(Page content transcription data)
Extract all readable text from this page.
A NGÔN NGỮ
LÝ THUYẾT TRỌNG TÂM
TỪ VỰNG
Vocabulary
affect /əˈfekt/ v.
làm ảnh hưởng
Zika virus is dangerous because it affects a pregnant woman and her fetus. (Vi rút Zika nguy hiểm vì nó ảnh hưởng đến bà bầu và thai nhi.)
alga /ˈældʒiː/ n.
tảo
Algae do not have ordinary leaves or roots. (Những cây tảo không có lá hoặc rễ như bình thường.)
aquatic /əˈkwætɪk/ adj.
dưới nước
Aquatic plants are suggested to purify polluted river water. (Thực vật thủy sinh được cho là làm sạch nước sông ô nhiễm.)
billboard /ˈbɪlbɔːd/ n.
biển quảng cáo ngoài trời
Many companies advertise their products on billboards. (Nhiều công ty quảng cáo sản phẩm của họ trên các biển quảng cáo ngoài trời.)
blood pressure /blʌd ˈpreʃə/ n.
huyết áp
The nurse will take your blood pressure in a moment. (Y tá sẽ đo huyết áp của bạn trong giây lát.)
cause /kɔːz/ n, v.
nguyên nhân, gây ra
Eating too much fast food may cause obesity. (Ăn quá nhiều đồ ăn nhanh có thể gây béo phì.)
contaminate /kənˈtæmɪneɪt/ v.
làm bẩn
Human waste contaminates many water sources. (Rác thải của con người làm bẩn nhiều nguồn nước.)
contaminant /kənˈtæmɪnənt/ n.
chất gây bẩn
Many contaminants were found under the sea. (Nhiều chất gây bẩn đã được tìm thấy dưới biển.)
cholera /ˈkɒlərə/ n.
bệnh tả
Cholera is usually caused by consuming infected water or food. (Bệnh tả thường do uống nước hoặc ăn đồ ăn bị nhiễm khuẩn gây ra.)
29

--

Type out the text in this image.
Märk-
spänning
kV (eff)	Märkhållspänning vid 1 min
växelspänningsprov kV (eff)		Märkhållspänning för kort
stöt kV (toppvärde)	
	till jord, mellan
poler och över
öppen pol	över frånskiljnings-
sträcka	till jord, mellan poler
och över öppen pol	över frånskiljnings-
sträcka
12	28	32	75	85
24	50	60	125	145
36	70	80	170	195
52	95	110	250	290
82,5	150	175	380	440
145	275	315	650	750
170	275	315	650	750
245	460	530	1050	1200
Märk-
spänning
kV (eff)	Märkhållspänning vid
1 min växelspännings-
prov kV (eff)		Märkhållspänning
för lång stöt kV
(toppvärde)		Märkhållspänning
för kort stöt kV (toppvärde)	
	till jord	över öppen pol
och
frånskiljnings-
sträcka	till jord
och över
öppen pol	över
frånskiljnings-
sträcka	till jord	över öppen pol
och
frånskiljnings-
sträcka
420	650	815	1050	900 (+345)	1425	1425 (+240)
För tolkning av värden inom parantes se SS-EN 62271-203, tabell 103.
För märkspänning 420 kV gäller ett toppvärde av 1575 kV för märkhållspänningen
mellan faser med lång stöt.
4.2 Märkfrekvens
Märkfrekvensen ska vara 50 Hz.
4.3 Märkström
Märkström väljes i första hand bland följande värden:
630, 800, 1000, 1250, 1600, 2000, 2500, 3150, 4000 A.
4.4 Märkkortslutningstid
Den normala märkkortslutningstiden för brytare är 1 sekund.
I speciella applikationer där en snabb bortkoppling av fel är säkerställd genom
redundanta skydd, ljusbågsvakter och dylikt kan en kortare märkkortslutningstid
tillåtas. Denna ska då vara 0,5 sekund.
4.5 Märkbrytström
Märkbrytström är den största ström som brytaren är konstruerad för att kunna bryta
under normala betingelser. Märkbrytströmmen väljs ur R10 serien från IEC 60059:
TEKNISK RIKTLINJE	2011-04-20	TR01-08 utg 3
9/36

# [Your task]
Each line that has the word "vara" counts once. How many such lines are in the data? Give the number alone.

# [Answer to the exercise]
2